Directions for this task: Send back all the data below, exactly as given.

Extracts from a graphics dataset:
>>>

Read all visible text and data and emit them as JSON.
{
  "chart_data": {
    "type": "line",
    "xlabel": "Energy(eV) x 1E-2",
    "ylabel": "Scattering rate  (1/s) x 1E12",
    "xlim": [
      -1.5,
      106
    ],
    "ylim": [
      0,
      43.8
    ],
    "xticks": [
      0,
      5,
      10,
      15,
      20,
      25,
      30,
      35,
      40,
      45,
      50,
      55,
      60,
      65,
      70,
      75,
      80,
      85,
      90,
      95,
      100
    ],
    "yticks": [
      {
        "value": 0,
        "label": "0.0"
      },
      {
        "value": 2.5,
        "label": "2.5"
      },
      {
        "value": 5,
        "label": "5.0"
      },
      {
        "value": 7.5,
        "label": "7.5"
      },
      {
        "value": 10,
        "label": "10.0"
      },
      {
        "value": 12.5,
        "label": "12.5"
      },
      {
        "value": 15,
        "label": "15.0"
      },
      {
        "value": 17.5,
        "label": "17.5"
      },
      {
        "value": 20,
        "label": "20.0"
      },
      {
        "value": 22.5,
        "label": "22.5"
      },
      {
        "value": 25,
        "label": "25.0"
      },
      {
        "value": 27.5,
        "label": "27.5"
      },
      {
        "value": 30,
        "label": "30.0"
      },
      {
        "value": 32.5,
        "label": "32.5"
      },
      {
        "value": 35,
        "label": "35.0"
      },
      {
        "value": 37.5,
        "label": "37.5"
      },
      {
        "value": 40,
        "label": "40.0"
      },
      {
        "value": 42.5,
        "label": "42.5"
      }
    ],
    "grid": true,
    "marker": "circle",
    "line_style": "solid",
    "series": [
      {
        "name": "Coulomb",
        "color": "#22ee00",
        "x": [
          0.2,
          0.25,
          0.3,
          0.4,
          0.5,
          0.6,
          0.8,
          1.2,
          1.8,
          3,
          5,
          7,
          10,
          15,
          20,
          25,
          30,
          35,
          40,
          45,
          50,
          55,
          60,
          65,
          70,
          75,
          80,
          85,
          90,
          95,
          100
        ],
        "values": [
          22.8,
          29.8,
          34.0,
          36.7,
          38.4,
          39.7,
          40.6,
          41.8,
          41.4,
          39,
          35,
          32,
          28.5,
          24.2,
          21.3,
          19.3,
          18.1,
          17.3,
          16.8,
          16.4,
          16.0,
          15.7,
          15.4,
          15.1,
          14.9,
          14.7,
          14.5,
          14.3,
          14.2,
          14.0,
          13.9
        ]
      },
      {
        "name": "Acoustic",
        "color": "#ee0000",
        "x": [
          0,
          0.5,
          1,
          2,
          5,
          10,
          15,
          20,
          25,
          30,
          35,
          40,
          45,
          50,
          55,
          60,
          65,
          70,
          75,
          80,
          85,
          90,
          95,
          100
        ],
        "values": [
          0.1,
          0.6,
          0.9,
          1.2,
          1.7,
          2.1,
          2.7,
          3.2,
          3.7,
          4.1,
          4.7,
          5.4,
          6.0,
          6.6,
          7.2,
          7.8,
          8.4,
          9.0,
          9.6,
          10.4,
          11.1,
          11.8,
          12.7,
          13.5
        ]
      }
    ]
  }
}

<<<

The answer:
Read all visible text and data and emit them as JSON.
{
  "chart_data": {
    "type": "line",
    "xlabel": "Energy(eV) x 1E-2",
    "ylabel": "Scattering rate  (1/s) x 1E12",
    "xlim": [
      -1.5,
      106
    ],
    "ylim": [
      0,
      43.8
    ],
    "xticks": [
      0,
      5,
      10,
      15,
      20,
      25,
      30,
      35,
      40,
      45,
      50,
      55,
      60,
      65,
      70,
      75,
      80,
      85,
      90,
      95,
      100
    ],
    "yticks": [
      {
        "value": 0,
        "label": "0.0"
      },
      {
        "value": 2.5,
        "label": "2.5"
      },
      {
        "value": 5,
        "label": "5.0"
      },
      {
        "value": 7.5,
        "label": "7.5"
      },
      {
        "value": 10,
        "label": "10.0"
      },
      {
        "value": 12.5,
        "label": "12.5"
      },
      {
        "value": 15,
        "label": "15.0"
      },
      {
        "value": 17.5,
        "label": "17.5"
      },
      {
        "value": 20,
        "label": "20.0"
      },
      {
        "value": 22.5,
        "label": "22.5"
      },
      {
        "value": 25,
        "label": "25.0"
      },
      {
        "value": 27.5,
        "label": "27.5"
      },
      {
        "value": 30,
        "label": "30.0"
      },
      {
        "value": 32.5,
        "label": "32.5"
      },
      {
        "value": 35,
        "label": "35.0"
      },
      {
        "value": 37.5,
        "label": "37.5"
      },
      {
        "value": 40,
        "label": "40.0"
      },
      {
        "value": 42.5,
        "label": "42.5"
      }
    ],
    "grid": true,
    "marker": "circle",
    "line_style": "solid",
    "series": [
      {
        "name": "Coulomb",
        "color": "#22ee00",
        "x": [
          0.2,
          0.25,
          0.3,
          0.4,
          0.5,
          0.6,
          0.8,
          1.2,
          1.8,
          3,
          5,
          7,
          10,
          15,
          20,
          25,
          30,
          35,
          40,
          45,
          50,
          55,
          60,
          65,
          70,
          75,
          80,
          85,
          90,
          95,
          100
        ],
        "values": [
          22.8,
          29.8,
          34.0,
          36.7,
          38.4,
          39.7,
          40.6,
          41.8,
          41.4,
          39,
          35,
          32,
          28.5,
          24.2,
          21.3,
          19.3,
          18.1,
          17.3,
          16.8,
          16.4,
          16.0,
          15.7,
          15.4,
          15.1,
          14.9,
          14.7,
          14.5,
          14.3,
          14.2,
          14.0,
          13.9
        ]
      },
      {
        "name": "Acoustic",
        "color": "#ee0000",
        "x": [
          0,
          0.5,
          1,
          2,
          5,
          10,
          15,
          20,
          25,
          30,
          35,
          40,
          45,
          50,
          55,
          60,
          65,
          70,
          75,
          80,
          85,
          90,
          95,
          100
        ],
        "values": [
          0.1,
          0.6,
          0.9,
          1.2,
          1.7,
          2.1,
          2.7,
          3.2,
          3.7,
          4.1,
          4.7,
          5.4,
          6.0,
          6.6,
          7.2,
          7.8,
          8.4,
          9.0,
          9.6,
          10.4,
          11.1,
          11.8,
          12.7,
          13.5
        ]
      }
    ]
  }
}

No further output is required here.